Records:
================
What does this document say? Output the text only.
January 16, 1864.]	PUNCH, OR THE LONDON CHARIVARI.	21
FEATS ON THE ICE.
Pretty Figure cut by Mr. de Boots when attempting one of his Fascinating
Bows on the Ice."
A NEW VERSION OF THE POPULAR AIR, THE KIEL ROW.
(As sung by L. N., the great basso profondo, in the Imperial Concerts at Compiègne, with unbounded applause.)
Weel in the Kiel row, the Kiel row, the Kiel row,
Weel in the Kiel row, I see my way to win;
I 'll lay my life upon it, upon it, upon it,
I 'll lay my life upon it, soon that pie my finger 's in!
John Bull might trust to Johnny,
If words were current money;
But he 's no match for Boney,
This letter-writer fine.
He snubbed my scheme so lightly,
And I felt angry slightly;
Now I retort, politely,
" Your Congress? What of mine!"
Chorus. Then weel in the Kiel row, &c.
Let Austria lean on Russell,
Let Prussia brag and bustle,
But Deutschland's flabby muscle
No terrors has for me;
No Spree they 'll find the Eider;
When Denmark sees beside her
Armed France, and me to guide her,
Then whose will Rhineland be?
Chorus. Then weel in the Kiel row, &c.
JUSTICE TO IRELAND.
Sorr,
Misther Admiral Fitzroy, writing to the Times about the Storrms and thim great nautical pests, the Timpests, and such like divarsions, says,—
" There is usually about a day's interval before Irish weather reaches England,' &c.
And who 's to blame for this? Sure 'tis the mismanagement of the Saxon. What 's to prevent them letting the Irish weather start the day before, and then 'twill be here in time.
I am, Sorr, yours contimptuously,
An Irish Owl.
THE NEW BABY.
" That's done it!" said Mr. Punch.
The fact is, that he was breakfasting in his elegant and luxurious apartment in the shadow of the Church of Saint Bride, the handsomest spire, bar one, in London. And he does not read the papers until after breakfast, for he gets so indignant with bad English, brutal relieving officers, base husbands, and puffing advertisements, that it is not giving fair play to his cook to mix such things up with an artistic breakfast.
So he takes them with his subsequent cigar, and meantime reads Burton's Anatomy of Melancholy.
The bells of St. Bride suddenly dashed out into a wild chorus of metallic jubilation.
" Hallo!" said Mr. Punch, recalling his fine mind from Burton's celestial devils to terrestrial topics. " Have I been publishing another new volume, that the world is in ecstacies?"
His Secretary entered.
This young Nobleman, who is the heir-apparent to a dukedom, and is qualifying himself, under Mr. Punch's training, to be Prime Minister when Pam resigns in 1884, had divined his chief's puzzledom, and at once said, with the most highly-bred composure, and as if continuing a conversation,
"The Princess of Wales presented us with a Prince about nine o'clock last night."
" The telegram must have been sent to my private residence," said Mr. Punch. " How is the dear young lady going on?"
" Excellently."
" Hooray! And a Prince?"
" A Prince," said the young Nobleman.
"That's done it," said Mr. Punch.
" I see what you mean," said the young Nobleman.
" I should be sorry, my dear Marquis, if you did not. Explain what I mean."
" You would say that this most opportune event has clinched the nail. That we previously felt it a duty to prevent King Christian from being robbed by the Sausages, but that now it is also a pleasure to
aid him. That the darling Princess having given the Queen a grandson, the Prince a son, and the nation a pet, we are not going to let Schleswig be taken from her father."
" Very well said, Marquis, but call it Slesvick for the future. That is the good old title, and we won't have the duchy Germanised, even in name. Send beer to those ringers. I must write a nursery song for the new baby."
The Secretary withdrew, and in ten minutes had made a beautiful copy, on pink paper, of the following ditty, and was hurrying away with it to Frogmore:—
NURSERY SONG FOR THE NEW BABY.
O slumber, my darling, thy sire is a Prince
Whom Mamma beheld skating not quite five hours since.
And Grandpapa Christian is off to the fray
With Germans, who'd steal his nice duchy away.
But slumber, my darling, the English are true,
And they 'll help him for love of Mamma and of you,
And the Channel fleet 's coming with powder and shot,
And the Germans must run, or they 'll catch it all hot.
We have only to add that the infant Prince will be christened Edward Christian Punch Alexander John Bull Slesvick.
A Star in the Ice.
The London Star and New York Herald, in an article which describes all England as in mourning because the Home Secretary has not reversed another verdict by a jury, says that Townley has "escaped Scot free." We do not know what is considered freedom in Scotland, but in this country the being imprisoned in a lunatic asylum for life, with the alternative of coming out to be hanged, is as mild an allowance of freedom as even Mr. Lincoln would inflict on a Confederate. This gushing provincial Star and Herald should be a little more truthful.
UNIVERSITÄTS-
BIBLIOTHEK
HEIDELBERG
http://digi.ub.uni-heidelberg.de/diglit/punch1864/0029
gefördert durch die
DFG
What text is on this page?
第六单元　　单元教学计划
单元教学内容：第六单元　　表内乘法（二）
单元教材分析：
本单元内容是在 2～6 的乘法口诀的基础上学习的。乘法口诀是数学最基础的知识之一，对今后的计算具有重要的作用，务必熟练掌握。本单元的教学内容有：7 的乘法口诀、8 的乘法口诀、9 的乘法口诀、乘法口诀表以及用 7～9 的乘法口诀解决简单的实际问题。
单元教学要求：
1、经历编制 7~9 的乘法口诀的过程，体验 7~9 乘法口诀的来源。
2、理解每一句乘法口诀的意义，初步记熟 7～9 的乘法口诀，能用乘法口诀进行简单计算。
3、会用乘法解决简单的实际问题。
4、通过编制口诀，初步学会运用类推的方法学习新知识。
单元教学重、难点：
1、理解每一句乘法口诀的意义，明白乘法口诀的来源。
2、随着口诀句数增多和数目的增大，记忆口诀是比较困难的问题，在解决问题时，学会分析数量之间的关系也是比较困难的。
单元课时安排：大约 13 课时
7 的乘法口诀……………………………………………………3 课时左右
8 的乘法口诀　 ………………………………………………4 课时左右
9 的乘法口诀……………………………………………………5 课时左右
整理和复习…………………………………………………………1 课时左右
================
**OBJECTIVE**
Repeat all entries. Match them exactly.

**RESPONSE TO THE EXERCISE**
What does this document say? Output the text only.
January 16, 1864.]	PUNCH, OR THE LONDON CHARIVARI.	21
FEATS ON THE ICE.
Pretty Figure cut by Mr. de Boots when attempting one of his Fascinating
Bows on the Ice."
A NEW VERSION OF THE POPULAR AIR, THE KIEL ROW.
(As sung by L. N., the great basso profondo, in the Imperial Concerts at Compiègne, with unbounded applause.)
Weel in the Kiel row, the Kiel row, the Kiel row,
Weel in the Kiel row, I see my way to win;
I 'll lay my life upon it, upon it, upon it,
I 'll lay my life upon it, soon that pie my finger 's in!
John Bull might trust to Johnny,
If words were current money;
But he 's no match for Boney,
This letter-writer fine.
He snubbed my scheme so lightly,
And I felt angry slightly;
Now I retort, politely,
" Your Congress? What of mine!"
Chorus. Then weel in the Kiel row, &c.
Let Austria lean on Russell,
Let Prussia brag and bustle,
But Deutschland's flabby muscle
No terrors has for me;
No Spree they 'll find the Eider;
When Denmark sees beside her
Armed France, and me to guide her,
Then whose will Rhineland be?
Chorus. Then weel in the Kiel row, &c.
JUSTICE TO IRELAND.
Sorr,
Misther Admiral Fitzroy, writing to the Times about the Storrms and thim great nautical pests, the Timpests, and such like divarsions, says,—
" There is usually about a day's interval before Irish weather reaches England,' &c.
And who 's to blame for this? Sure 'tis the mismanagement of the Saxon. What 's to prevent them letting the Irish weather start the day before, and then 'twill be here in time.
I am, Sorr, yours contimptuously,
An Irish Owl.
THE NEW BABY.
" That's done it!" said Mr. Punch.
The fact is, that he was breakfasting in his elegant and luxurious apartment in the shadow of the Church of Saint Bride, the handsomest spire, bar one, in London. And he does not read the papers until after breakfast, for he gets so indignant with bad English, brutal relieving officers, base husbands, and puffing advertisements, that it is not giving fair play to his cook to mix such things up with an artistic breakfast.
So he takes them with his subsequent cigar, and meantime reads Burton's Anatomy of Melancholy.
The bells of St. Bride suddenly dashed out into a wild chorus of metallic jubilation.
" Hallo!" said Mr. Punch, recalling his fine mind from Burton's celestial devils to terrestrial topics. " Have I been publishing another new volume, that the world is in ecstacies?"
His Secretary entered.
This young Nobleman, who is the heir-apparent to a dukedom, and is qualifying himself, under Mr. Punch's training, to be Prime Minister when Pam resigns in 1884, had divined his chief's puzzledom, and at once said, with the most highly-bred composure, and as if continuing a conversation,
"The Princess of Wales presented us with a Prince about nine o'clock last night."
" The telegram must have been sent to my private residence," said Mr. Punch. " How is the dear young lady going on?"
" Excellently."
" Hooray! And a Prince?"
" A Prince," said the young Nobleman.
"That's done it," said Mr. Punch.
" I see what you mean," said the young Nobleman.
" I should be sorry, my dear Marquis, if you did not. Explain what I mean."
" You would say that this most opportune event has clinched the nail. That we previously felt it a duty to prevent King Christian from being robbed by the Sausages, but that now it is also a pleasure to
aid him. That the darling Princess having given the Queen a grandson, the Prince a son, and the nation a pet, we are not going to let Schleswig be taken from her father."
" Very well said, Marquis, but call it Slesvick for the future. That is the good old title, and we won't have the duchy Germanised, even in name. Send beer to those ringers. I must write a nursery song for the new baby."
The Secretary withdrew, and in ten minutes had made a beautiful copy, on pink paper, of the following ditty, and was hurrying away with it to Frogmore:—
NURSERY SONG FOR THE NEW BABY.
O slumber, my darling, thy sire is a Prince
Whom Mamma beheld skating not quite five hours since.
And Grandpapa Christian is off to the fray
With Germans, who'd steal his nice duchy away.
But slumber, my darling, the English are true,
And they 'll help him for love of Mamma and of you,
And the Channel fleet 's coming with powder and shot,
And the Germans must run, or they 'll catch it all hot.
We have only to add that the infant Prince will be christened Edward Christian Punch Alexander John Bull Slesvick.
A Star in the Ice.
The London Star and New York Herald, in an article which describes all England as in mourning because the Home Secretary has not reversed another verdict by a jury, says that Townley has "escaped Scot free." We do not know what is considered freedom in Scotland, but in this country the being imprisoned in a lunatic asylum for life, with the alternative of coming out to be hanged, is as mild an allowance of freedom as even Mr. Lincoln would inflict on a Confederate. This gushing provincial Star and Herald should be a little more truthful.
UNIVERSITÄTS-
BIBLIOTHEK
HEIDELBERG
http://digi.ub.uni-heidelberg.de/diglit/punch1864/0029
gefördert durch die
DFG
What text is on this page?
第六单元　　单元教学计划
单元教学内容：第六单元　　表内乘法（二）
单元教材分析：
本单元内容是在 2～6 的乘法口诀的基础上学习的。乘法口诀是数学最基础的知识之一，对今后的计算具有重要的作用，务必熟练掌握。本单元的教学内容有：7 的乘法口诀、8 的乘法口诀、9 的乘法口诀、乘法口诀表以及用 7～9 的乘法口诀解决简单的实际问题。
单元教学要求：
1、经历编制 7~9 的乘法口诀的过程，体验 7~9 乘法口诀的来源。
2、理解每一句乘法口诀的意义，初步记熟 7～9 的乘法口诀，能用乘法口诀进行简单计算。
3、会用乘法解决简单的实际问题。
4、通过编制口诀，初步学会运用类推的方法学习新知识。
单元教学重、难点：
1、理解每一句乘法口诀的意义，明白乘法口诀的来源。
2、随着口诀句数增多和数目的增大，记忆口诀是比较困难的问题，在解决问题时，学会分析数量之间的关系也是比较困难的。
单元课时安排：大约 13 课时
7 的乘法口诀……………………………………………………3 课时左右
8 的乘法口诀　 ………………………………………………4 课时左右
9 的乘法口诀……………………………………………………5 课时左右
整理和复习…………………………………………………………1 课时左右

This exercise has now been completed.